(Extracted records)
#####

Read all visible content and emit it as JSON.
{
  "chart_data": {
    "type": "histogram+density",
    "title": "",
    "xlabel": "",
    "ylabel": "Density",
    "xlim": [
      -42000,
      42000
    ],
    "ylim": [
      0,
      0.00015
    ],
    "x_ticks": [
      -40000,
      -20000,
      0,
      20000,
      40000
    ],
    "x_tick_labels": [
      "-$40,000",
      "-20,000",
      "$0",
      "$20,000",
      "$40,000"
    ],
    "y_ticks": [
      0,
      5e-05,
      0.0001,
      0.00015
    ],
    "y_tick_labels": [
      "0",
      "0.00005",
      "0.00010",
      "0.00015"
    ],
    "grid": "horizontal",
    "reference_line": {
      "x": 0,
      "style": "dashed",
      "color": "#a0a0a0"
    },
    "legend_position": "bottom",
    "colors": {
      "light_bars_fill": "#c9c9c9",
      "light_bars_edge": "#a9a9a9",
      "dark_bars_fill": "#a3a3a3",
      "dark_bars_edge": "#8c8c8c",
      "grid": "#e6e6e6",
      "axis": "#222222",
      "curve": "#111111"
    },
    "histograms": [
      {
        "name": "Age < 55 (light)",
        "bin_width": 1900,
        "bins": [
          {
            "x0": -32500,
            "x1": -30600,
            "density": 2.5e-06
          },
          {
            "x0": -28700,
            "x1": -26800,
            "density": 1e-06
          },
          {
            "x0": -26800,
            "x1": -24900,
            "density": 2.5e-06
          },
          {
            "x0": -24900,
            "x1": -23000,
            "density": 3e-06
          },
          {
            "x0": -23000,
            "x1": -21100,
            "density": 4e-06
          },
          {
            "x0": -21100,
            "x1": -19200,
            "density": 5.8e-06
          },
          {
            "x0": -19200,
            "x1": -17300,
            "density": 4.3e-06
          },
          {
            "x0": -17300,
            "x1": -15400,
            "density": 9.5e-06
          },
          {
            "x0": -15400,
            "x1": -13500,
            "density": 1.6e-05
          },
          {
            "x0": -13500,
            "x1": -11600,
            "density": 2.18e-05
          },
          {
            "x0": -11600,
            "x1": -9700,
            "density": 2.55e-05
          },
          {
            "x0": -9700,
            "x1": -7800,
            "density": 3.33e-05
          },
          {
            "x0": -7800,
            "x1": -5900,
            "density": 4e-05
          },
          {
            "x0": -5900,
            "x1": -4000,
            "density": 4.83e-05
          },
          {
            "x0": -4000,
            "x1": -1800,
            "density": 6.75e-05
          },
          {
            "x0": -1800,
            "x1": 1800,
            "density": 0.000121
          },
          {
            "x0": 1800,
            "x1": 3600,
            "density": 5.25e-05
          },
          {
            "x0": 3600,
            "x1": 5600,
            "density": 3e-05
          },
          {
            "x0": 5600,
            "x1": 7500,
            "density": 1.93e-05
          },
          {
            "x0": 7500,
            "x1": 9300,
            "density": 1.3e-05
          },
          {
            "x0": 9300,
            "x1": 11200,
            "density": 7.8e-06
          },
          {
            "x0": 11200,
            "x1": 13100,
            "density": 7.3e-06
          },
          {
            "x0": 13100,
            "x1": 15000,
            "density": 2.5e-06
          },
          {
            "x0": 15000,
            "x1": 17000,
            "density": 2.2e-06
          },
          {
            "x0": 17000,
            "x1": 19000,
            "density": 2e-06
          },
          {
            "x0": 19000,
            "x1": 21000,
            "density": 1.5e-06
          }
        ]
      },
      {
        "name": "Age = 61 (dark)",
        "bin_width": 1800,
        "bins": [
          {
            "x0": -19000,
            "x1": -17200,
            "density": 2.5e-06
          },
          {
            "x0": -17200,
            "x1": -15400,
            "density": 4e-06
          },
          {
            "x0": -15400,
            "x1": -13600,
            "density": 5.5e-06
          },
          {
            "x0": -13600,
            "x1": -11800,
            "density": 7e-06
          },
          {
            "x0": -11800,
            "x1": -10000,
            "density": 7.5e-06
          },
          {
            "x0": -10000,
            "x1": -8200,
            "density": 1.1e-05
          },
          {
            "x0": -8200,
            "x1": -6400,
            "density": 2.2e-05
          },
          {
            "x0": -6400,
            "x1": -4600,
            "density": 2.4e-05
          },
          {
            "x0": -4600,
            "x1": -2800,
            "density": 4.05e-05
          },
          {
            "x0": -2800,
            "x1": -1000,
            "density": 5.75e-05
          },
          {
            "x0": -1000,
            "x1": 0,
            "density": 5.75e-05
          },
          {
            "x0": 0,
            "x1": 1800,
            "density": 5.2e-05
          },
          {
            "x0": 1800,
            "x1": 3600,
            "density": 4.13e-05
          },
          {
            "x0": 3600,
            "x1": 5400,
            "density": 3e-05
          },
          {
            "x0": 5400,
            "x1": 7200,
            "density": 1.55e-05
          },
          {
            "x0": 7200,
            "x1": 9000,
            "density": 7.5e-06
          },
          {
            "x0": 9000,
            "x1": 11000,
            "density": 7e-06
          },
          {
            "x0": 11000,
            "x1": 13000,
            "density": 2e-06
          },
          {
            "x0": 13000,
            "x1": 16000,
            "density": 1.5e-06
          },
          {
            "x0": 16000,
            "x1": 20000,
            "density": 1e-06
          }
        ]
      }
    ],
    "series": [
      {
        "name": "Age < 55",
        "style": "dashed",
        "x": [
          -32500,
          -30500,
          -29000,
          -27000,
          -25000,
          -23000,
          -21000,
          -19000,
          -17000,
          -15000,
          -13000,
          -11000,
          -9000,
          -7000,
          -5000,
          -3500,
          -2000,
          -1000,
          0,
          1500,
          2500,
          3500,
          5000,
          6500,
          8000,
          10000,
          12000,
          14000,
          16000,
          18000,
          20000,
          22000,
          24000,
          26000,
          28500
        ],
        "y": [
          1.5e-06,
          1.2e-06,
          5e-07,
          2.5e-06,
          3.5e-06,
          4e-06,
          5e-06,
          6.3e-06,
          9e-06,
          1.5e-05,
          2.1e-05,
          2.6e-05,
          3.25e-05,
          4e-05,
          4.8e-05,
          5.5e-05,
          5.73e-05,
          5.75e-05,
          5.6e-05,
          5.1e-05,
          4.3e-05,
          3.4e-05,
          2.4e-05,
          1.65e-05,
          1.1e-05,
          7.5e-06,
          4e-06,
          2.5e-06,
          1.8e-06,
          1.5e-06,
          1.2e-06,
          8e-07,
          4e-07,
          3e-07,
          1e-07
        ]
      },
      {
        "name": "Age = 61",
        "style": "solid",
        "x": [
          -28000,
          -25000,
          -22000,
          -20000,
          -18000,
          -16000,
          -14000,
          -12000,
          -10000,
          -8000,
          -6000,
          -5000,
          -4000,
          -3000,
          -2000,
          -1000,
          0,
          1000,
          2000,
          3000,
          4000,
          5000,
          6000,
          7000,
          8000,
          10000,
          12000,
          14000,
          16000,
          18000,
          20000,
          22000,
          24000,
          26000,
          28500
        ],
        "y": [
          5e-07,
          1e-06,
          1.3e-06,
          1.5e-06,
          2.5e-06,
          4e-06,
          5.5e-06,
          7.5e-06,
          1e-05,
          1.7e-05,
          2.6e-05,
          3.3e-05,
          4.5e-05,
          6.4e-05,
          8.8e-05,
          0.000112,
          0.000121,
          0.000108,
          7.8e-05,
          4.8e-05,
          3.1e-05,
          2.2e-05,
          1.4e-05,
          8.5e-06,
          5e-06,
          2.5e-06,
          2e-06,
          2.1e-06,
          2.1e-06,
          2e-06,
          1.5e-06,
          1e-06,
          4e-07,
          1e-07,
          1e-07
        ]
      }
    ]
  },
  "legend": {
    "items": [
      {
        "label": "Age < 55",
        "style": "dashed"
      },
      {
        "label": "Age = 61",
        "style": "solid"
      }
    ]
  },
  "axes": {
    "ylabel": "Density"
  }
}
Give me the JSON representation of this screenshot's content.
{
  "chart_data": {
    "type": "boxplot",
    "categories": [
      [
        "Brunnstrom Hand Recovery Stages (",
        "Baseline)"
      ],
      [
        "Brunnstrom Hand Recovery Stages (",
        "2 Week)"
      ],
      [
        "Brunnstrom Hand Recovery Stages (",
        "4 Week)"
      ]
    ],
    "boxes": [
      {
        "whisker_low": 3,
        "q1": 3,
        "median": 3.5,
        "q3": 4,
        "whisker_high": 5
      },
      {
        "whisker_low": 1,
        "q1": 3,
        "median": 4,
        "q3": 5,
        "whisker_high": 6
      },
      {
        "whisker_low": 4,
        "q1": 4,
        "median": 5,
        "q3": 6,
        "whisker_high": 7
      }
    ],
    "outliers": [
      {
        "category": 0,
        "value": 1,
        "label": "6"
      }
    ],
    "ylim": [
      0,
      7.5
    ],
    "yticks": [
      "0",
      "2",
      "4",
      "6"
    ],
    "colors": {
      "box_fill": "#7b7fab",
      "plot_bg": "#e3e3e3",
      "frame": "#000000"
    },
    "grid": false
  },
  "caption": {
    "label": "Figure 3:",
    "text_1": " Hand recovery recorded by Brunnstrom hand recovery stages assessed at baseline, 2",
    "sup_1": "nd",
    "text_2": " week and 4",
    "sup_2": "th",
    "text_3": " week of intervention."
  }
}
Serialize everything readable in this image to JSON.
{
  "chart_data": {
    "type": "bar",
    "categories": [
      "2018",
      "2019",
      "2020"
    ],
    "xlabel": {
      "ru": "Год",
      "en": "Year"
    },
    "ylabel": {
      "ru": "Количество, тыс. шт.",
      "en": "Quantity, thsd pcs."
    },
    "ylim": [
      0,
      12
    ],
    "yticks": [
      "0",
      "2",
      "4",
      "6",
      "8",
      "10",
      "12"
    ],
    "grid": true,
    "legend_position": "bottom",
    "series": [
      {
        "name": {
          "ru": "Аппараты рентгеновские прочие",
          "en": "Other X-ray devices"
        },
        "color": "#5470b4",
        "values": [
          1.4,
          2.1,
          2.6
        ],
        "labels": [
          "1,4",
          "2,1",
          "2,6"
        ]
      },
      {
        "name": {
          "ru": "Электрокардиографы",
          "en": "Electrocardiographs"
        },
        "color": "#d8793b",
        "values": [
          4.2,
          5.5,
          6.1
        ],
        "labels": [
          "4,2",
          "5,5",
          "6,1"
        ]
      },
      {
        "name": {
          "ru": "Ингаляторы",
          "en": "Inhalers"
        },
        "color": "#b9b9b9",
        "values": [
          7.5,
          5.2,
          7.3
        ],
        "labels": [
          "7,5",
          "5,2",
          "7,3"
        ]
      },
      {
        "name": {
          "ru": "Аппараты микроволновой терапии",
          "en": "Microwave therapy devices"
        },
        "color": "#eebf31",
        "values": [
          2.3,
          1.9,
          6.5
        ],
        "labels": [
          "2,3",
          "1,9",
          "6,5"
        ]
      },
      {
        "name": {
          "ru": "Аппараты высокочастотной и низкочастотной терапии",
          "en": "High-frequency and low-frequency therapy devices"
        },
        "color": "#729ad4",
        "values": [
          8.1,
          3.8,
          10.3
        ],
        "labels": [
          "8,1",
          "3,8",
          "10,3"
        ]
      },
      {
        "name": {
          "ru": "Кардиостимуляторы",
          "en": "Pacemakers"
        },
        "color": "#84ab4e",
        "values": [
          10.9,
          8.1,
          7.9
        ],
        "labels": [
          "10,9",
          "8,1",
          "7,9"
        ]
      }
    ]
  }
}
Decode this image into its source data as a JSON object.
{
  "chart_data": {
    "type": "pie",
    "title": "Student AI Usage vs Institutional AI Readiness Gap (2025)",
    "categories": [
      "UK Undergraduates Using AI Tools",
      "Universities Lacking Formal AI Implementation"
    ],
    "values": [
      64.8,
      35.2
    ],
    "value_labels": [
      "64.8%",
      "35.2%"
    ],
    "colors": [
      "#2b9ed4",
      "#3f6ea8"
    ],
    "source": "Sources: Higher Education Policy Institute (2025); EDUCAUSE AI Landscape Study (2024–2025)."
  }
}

#####

INSTRUCTIONS FOR THE TASK: Reproduce precisely the span of lines that begins at the line containing "Decode this image" and ends with the last line of the listing.

SOLUTION TO THIS TASK:
Decode this image into its source data as a JSON object.
{
  "chart_data": {
    "type": "pie",
    "title": "Student AI Usage vs Institutional AI Readiness Gap (2025)",
    "categories": [
      "UK Undergraduates Using AI Tools",
      "Universities Lacking Formal AI Implementation"
    ],
    "values": [
      64.8,
      35.2
    ],
    "value_labels": [
      "64.8%",
      "35.2%"
    ],
    "colors": [
      "#2b9ed4",
      "#3f6ea8"
    ],
    "source": "Sources: Higher Education Policy Institute (2025); EDUCAUSE AI Landscape Study (2024–2025)."
  }
}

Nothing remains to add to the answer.